- **Records from a collection**
○ ○ ○ ○ ○

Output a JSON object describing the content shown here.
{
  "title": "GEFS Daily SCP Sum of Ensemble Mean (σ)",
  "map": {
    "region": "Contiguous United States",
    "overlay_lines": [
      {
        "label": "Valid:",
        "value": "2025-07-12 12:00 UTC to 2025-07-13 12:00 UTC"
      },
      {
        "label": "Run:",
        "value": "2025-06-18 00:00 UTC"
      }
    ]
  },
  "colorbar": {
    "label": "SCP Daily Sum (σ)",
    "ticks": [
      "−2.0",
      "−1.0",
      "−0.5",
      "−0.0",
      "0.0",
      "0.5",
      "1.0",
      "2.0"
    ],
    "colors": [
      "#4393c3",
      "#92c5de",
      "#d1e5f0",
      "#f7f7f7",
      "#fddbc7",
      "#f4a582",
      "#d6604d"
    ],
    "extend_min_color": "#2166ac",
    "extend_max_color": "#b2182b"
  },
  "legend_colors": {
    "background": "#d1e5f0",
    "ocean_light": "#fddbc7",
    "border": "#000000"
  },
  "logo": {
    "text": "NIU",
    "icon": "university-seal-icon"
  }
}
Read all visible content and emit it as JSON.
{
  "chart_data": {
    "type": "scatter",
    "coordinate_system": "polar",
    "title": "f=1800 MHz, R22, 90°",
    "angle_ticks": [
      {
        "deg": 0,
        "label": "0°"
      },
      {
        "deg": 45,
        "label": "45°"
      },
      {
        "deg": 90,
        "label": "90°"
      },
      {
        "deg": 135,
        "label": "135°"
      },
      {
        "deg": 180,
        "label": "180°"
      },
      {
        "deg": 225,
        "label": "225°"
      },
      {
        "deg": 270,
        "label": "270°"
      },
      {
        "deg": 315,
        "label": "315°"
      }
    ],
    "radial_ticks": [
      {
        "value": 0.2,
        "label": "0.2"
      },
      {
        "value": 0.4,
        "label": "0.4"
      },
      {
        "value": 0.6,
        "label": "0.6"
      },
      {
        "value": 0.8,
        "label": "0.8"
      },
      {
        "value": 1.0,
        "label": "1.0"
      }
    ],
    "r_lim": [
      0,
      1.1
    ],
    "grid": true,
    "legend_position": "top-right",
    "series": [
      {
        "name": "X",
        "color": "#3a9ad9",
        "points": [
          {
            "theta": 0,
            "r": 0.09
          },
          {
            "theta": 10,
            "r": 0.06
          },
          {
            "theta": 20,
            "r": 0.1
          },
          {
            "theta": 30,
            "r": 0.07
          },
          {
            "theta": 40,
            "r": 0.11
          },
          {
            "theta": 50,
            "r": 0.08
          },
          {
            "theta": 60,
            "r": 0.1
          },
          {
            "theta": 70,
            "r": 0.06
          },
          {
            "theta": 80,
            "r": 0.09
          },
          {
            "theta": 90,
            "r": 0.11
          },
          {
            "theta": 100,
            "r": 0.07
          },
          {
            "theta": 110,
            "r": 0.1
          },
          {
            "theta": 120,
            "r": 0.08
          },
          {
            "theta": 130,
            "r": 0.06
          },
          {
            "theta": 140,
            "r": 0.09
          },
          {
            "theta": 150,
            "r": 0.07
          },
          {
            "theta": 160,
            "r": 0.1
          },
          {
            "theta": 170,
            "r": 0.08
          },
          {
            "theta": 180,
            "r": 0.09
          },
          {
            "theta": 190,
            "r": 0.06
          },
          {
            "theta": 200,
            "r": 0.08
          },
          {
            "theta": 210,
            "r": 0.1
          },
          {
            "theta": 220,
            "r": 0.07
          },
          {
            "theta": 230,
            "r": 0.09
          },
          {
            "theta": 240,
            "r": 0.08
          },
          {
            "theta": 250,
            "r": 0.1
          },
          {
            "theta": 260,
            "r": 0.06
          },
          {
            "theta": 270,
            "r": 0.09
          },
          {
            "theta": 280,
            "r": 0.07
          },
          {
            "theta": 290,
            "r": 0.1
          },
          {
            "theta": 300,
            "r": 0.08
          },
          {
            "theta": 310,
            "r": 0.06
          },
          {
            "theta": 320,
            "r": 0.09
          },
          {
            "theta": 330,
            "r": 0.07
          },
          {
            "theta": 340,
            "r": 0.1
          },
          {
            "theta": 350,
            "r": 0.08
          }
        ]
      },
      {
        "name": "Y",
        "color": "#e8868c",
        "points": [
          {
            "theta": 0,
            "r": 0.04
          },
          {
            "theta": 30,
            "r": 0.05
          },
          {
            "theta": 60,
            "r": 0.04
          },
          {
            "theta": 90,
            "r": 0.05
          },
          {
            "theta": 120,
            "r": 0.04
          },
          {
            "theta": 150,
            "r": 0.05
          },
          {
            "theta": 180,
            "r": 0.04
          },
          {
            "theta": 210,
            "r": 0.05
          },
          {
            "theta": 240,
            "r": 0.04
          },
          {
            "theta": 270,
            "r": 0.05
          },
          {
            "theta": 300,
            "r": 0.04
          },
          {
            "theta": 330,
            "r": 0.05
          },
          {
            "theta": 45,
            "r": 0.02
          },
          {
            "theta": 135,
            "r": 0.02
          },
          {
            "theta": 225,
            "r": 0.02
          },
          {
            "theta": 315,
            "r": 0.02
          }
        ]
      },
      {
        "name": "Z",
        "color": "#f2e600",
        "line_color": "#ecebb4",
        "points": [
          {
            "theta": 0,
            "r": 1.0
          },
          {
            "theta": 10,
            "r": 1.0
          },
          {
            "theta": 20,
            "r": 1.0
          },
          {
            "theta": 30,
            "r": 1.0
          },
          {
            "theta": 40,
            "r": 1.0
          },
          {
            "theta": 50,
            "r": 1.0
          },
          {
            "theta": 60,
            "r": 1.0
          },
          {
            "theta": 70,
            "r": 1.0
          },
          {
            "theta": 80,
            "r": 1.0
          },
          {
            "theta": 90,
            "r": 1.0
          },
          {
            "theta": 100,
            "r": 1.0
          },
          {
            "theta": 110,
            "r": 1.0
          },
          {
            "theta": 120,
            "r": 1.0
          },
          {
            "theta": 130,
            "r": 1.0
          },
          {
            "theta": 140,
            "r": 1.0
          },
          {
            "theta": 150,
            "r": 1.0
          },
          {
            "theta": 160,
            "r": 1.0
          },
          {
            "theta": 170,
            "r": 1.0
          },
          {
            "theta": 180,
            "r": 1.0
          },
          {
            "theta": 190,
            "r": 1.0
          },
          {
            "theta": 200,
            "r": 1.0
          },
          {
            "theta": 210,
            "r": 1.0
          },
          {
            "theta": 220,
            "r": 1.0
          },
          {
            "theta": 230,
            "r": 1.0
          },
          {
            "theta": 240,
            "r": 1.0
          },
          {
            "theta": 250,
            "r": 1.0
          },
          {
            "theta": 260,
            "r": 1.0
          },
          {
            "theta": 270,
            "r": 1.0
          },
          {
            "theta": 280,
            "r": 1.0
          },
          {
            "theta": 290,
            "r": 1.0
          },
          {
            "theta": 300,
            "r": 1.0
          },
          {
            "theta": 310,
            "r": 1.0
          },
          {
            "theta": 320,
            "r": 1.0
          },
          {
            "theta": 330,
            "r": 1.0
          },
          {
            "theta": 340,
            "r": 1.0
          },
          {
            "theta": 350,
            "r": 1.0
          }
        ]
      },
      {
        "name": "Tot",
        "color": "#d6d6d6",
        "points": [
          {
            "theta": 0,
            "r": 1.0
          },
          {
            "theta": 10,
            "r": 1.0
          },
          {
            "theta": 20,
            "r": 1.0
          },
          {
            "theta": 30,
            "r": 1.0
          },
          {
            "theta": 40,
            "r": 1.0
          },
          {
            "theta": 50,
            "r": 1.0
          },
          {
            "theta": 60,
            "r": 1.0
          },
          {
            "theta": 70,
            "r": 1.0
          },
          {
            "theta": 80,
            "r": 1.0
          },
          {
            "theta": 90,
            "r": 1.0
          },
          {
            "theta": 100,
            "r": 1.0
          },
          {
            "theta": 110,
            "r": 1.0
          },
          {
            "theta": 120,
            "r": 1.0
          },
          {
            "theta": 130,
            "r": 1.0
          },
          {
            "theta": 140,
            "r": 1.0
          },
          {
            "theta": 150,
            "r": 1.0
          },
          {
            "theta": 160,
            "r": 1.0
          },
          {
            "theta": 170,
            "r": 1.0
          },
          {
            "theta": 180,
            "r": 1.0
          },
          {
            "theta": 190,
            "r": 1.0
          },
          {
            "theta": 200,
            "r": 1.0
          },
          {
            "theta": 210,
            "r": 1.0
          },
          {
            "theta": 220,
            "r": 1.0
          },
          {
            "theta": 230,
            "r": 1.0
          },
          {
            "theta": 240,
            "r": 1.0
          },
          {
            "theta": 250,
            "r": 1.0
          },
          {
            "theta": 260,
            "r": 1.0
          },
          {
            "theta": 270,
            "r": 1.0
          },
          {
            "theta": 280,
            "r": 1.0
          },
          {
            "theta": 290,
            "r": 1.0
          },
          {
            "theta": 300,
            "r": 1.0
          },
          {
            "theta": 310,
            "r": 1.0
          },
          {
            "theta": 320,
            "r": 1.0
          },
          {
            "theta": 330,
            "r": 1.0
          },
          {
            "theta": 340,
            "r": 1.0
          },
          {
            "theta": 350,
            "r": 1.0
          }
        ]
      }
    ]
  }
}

○ ○ ○ ○ ○

- **What is asked**
Find the word "content" in the data and show each line that holds it.

- **Result**
Output a JSON object describing the content shown here.
Read all visible content and emit it as JSON.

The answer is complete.